:: AIM OF THE TASK ::
Only lines holding the string "вопросы" are wanted; copy each one from the material.

:: PROVIDED INFORMATION ::

[Start]

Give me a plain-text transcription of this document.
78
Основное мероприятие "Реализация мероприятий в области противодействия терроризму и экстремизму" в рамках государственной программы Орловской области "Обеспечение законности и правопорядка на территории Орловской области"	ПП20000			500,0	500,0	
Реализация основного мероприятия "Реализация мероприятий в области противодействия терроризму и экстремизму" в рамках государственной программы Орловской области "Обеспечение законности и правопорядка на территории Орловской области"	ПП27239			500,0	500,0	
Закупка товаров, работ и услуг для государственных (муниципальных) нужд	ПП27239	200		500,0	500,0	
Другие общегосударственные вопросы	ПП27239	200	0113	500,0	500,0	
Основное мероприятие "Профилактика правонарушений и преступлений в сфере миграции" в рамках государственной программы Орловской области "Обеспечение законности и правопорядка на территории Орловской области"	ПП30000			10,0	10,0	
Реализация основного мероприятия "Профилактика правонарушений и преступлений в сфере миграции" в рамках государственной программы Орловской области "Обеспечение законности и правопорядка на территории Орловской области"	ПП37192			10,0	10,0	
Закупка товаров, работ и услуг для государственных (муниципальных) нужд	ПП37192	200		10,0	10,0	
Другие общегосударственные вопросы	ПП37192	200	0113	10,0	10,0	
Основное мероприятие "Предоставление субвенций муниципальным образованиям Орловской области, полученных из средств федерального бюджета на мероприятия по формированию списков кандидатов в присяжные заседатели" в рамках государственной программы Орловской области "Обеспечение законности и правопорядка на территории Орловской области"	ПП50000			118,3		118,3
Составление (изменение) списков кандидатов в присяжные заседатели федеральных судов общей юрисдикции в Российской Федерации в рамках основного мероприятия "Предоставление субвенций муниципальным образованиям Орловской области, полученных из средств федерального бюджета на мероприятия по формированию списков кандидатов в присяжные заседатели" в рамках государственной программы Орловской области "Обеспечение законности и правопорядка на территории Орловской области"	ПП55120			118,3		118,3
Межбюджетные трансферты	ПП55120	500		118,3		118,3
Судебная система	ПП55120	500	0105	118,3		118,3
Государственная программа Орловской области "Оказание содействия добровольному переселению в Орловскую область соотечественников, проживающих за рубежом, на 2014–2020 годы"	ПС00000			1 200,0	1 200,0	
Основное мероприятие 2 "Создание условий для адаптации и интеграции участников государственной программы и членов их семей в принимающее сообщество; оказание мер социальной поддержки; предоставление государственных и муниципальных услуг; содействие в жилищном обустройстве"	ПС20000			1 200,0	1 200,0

[End]

:: IN RESPONSE ::
Другие общегосударственные вопросы	ПП27239	200	0113	500,0	500,0	
Другие общегосударственные вопросы	ПП37192	200	0113	10,0	10,0	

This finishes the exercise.